* _Task directions_: The expected result is a word-for-word copy of the entries, minus any pictures.

* _Extracts from a graphics dataset_:
☆ ☆ ☆ ☆
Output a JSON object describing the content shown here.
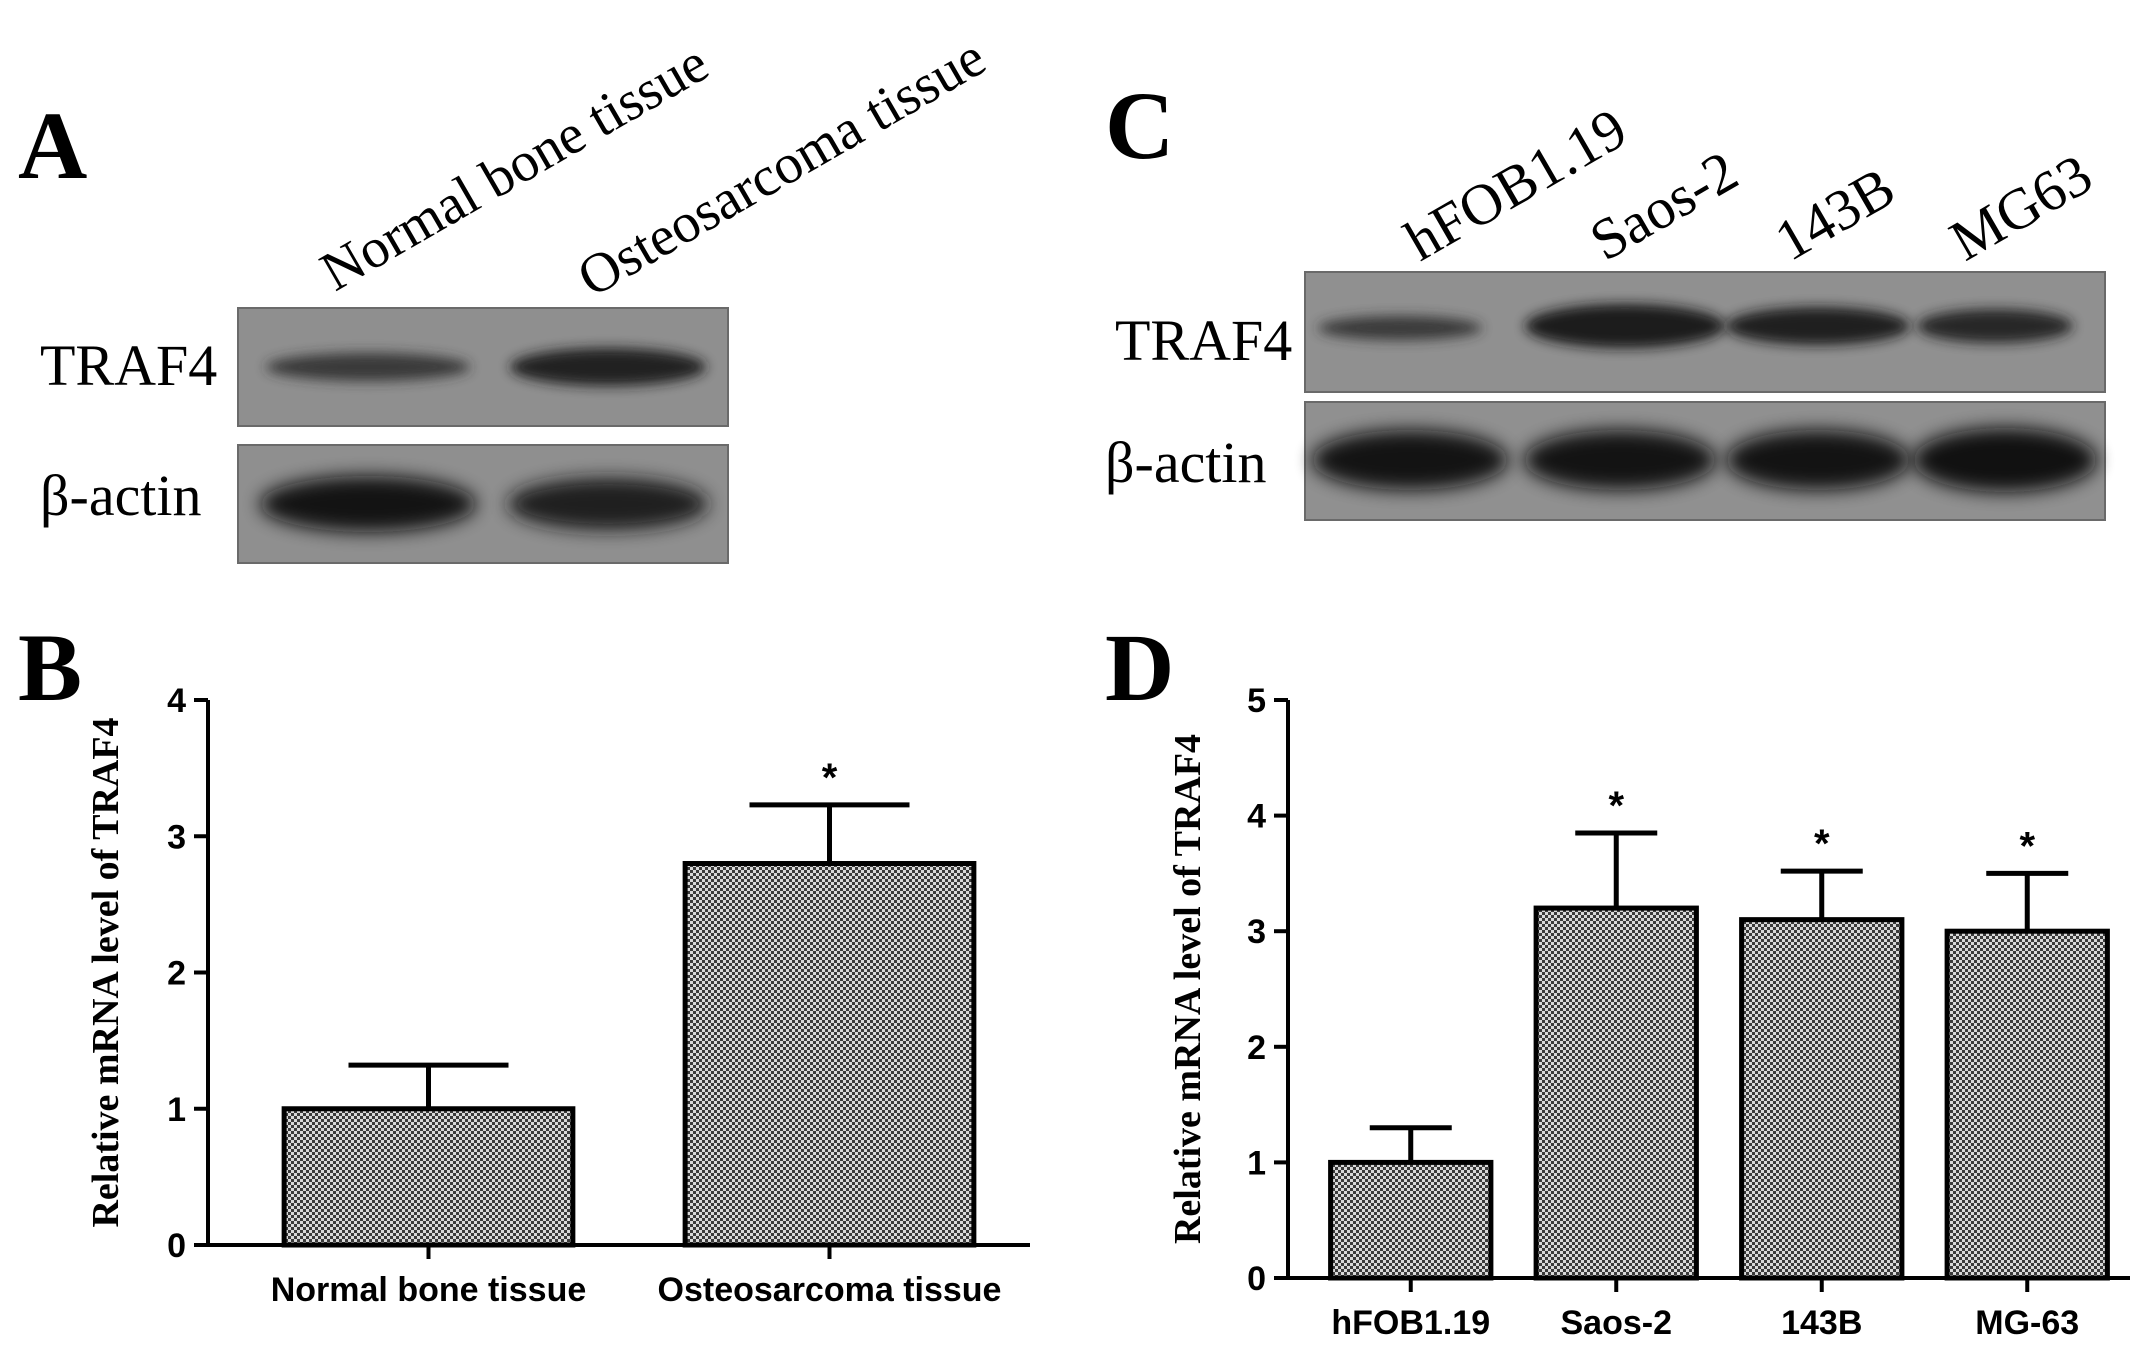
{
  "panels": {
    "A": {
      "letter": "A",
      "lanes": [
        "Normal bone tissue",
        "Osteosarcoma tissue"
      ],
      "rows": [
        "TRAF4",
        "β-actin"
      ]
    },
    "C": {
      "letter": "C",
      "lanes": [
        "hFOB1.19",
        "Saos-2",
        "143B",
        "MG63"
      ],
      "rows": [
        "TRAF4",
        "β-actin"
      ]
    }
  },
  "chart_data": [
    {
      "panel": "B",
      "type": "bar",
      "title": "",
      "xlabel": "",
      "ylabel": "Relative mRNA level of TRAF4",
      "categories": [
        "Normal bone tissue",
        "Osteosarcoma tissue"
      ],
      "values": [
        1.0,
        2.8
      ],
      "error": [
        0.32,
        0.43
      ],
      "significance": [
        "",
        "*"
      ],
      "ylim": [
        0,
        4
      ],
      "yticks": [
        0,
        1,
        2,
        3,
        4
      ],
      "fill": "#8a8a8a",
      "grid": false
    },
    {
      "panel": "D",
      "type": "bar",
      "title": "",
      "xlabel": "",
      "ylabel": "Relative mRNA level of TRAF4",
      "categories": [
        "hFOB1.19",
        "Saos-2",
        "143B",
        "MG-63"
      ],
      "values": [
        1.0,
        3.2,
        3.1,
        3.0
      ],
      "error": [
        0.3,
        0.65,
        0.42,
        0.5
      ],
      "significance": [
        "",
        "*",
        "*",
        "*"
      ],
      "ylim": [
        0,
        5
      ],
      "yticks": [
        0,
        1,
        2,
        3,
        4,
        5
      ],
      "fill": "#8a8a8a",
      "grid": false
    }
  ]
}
☆ ☆ ☆ ☆
* _Your solution_:
Output a JSON object describing the content shown here.
{
  "panels": {
    "A": {
      "letter": "A",
      "lanes": [
        "Normal bone tissue",
        "Osteosarcoma tissue"
      ],
      "rows": [
        "TRAF4",
        "β-actin"
      ]
    },
    "C": {
      "letter": "C",
      "lanes": [
        "hFOB1.19",
        "Saos-2",
        "143B",
        "MG63"
      ],
      "rows": [
        "TRAF4",
        "β-actin"
      ]
    }
  },
  "chart_data": [
    {
      "panel": "B",
      "type": "bar",
      "title": "",
      "xlabel": "",
      "ylabel": "Relative mRNA level of TRAF4",
      "categories": [
        "Normal bone tissue",
        "Osteosarcoma tissue"
      ],
      "values": [
        1.0,
        2.8
      ],
      "error": [
        0.32,
        0.43
      ],
      "significance": [
        "",
        "*"
      ],
      "ylim": [
        0,
        4
      ],
      "yticks": [
        0,
        1,
        2,
        3,
        4
      ],
      "fill": "#8a8a8a",
      "grid": false
    },
    {
      "panel": "D",
      "type": "bar",
      "title": "",
      "xlabel": "",
      "ylabel": "Relative mRNA level of TRAF4",
      "categories": [
        "hFOB1.19",
        "Saos-2",
        "143B",
        "MG-63"
      ],
      "values": [
        1.0,
        3.2,
        3.1,
        3.0
      ],
      "error": [
        0.3,
        0.65,
        0.42,
        0.5
      ],
      "significance": [
        "",
        "*",
        "*",
        "*"
      ],
      "ylim": [
        0,
        5
      ],
      "yticks": [
        0,
        1,
        2,
        3,
        4,
        5
      ],
      "fill": "#8a8a8a",
      "grid": false
    }
  ]
}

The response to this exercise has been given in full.